Exactly and only the lines from the one containing "Read all visible content and emit it as JSON." through the close of the entries below are to be set down.
┌─ MATERIAL PROVIDED
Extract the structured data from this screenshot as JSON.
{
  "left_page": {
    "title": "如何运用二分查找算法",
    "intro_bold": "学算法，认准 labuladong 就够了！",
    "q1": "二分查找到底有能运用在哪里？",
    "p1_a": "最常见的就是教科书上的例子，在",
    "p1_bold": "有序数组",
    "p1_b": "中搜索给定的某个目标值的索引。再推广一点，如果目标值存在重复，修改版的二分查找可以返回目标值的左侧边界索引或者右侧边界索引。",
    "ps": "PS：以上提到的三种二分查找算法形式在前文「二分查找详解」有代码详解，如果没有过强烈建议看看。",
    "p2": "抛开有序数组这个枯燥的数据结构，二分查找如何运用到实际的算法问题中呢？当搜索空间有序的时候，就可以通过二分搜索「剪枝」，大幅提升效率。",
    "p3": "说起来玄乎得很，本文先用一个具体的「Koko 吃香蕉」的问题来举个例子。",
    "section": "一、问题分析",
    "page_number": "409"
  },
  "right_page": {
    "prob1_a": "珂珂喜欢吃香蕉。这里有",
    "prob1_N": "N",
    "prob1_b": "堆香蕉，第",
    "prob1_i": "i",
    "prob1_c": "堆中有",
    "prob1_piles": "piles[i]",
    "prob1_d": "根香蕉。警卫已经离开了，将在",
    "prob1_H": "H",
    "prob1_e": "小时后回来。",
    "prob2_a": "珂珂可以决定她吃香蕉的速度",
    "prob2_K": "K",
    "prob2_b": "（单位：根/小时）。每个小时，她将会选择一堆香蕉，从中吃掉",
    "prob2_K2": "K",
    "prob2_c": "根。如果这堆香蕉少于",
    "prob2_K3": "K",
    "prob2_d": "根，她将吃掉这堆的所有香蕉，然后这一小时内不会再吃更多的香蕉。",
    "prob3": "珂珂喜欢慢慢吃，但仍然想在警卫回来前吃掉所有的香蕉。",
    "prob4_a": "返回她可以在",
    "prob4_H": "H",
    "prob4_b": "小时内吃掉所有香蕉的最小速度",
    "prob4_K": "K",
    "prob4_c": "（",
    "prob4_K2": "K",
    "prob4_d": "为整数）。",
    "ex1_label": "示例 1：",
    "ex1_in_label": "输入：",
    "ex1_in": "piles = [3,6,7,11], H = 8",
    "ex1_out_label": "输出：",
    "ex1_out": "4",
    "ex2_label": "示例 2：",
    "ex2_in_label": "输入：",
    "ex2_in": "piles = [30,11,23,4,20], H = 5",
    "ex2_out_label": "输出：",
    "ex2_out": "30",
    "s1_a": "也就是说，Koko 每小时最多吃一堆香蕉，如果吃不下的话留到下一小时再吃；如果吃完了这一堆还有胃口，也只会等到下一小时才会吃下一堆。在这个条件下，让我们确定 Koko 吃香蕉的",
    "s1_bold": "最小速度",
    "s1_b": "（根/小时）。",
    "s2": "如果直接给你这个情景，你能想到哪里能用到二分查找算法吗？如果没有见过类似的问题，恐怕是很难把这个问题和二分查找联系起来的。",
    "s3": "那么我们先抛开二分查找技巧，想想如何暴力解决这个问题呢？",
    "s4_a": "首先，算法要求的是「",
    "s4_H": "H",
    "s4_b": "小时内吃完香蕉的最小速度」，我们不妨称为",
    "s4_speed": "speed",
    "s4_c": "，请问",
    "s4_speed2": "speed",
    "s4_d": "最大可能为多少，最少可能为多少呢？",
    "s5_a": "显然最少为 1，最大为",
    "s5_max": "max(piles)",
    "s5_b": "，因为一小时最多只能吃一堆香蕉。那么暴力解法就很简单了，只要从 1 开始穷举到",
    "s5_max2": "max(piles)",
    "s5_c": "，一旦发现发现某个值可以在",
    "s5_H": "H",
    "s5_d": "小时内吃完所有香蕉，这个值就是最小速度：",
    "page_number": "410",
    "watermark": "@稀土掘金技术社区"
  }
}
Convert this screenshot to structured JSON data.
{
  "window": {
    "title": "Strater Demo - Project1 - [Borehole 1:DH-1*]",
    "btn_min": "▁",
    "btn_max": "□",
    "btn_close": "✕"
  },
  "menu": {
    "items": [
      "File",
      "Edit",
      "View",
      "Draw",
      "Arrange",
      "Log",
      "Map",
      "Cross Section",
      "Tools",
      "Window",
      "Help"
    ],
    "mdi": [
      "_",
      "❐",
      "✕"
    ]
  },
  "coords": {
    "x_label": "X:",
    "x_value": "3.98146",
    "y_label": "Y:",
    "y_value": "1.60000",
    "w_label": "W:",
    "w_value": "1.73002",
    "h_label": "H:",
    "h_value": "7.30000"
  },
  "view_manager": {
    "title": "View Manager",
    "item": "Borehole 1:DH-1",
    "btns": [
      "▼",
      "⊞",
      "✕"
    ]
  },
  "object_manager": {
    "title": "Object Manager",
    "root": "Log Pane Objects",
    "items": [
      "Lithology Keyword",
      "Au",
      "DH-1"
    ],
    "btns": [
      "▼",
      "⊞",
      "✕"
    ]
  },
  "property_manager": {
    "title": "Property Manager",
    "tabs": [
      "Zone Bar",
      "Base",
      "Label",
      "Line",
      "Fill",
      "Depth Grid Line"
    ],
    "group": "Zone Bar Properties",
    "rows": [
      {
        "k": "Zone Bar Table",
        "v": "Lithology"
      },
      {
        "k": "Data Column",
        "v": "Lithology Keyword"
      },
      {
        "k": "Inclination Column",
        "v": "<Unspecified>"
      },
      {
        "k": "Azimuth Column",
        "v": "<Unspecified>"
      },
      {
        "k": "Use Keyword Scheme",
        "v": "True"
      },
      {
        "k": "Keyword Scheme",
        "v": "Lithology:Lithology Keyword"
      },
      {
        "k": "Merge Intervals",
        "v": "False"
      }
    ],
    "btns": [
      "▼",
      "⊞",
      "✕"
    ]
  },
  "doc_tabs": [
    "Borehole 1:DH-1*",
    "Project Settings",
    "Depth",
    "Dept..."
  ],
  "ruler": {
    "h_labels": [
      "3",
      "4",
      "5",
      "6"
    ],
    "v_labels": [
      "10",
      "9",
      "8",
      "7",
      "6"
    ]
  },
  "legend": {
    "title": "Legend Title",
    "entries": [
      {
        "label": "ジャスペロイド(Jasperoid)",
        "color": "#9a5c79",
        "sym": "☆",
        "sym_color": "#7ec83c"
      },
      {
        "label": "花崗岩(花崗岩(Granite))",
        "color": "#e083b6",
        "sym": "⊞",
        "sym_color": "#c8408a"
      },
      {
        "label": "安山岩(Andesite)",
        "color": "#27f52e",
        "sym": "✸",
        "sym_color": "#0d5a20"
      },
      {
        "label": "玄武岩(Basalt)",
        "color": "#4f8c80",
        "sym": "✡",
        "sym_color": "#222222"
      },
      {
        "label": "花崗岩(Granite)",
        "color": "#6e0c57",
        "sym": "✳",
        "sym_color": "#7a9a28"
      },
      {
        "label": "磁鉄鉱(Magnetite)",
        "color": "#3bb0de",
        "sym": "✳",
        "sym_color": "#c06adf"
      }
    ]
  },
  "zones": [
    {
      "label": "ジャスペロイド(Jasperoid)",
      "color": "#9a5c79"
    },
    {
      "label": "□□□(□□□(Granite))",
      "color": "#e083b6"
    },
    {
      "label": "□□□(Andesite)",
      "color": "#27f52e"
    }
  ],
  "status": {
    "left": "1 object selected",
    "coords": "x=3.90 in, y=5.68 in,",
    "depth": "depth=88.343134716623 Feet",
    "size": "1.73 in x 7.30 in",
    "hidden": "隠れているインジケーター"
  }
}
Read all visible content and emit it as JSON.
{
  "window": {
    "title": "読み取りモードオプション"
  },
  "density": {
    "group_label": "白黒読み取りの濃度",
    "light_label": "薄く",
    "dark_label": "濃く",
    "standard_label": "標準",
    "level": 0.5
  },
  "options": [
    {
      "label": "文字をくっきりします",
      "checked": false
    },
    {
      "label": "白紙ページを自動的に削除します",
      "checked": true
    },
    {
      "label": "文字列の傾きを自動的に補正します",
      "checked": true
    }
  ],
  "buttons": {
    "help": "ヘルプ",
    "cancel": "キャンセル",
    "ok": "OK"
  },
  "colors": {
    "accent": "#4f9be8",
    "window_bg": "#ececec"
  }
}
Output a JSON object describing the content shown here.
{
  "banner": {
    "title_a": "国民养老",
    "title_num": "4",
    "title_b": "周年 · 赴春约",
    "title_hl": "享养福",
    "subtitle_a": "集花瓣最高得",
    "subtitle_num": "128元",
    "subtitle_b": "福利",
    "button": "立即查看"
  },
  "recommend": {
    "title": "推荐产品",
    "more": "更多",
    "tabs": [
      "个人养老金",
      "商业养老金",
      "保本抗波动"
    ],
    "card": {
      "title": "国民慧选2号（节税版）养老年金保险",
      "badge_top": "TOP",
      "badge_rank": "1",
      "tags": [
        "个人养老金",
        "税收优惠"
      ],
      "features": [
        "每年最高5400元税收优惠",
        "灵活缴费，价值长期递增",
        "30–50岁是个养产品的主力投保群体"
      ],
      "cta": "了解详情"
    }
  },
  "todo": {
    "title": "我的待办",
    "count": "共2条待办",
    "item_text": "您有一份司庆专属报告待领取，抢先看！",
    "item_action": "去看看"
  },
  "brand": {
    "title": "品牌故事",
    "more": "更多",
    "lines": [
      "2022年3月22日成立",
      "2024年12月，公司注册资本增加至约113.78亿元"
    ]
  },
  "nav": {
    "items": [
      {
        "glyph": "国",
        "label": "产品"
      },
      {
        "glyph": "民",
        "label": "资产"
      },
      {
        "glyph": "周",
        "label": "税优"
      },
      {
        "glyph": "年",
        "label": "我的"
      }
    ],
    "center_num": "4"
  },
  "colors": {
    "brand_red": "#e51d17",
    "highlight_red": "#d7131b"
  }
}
└─
◆ COMPLETE RESPONSE
Read all visible content and emit it as JSON.
{
  "window": {
    "title": "読み取りモードオプション"
  },
  "density": {
    "group_label": "白黒読み取りの濃度",
    "light_label": "薄く",
    "dark_label": "濃く",
    "standard_label": "標準",
    "level": 0.5
  },
  "options": [
    {
      "label": "文字をくっきりします",
      "checked": false
    },
    {
      "label": "白紙ページを自動的に削除します",
      "checked": true
    },
    {
      "label": "文字列の傾きを自動的に補正します",
      "checked": true
    }
  ],
  "buttons": {
    "help": "ヘルプ",
    "cancel": "キャンセル",
    "ok": "OK"
  },
  "colors": {
    "accent": "#4f9be8",
    "window_bg": "#ececec"
  }
}
Output a JSON object describing the content shown here.
{
  "banner": {
    "title_a": "国民养老",
    "title_num": "4",
    "title_b": "周年 · 赴春约",
    "title_hl": "享养福",
    "subtitle_a": "集花瓣最高得",
    "subtitle_num": "128元",
    "subtitle_b": "福利",
    "button": "立即查看"
  },
  "recommend": {
    "title": "推荐产品",
    "more": "更多",
    "tabs": [
      "个人养老金",
      "商业养老金",
      "保本抗波动"
    ],
    "card": {
      "title": "国民慧选2号（节税版）养老年金保险",
      "badge_top": "TOP",
      "badge_rank": "1",
      "tags": [
        "个人养老金",
        "税收优惠"
      ],
      "features": [
        "每年最高5400元税收优惠",
        "灵活缴费，价值长期递增",
        "30–50岁是个养产品的主力投保群体"
      ],
      "cta": "了解详情"
    }
  },
  "todo": {
    "title": "我的待办",
    "count": "共2条待办",
    "item_text": "您有一份司庆专属报告待领取，抢先看！",
    "item_action": "去看看"
  },
  "brand": {
    "title": "品牌故事",
    "more": "更多",
    "lines": [
      "2022年3月22日成立",
      "2024年12月，公司注册资本增加至约113.78亿元"
    ]
  },
  "nav": {
    "items": [
      {
        "glyph": "国",
        "label": "产品"
      },
      {
        "glyph": "民",
        "label": "资产"
      },
      {
        "glyph": "周",
        "label": "税优"
      },
      {
        "glyph": "年",
        "label": "我的"
      }
    ],
    "center_num": "4"
  },
  "colors": {
    "brand_red": "#e51d17",
    "highlight_red": "#d7131b"
  }
}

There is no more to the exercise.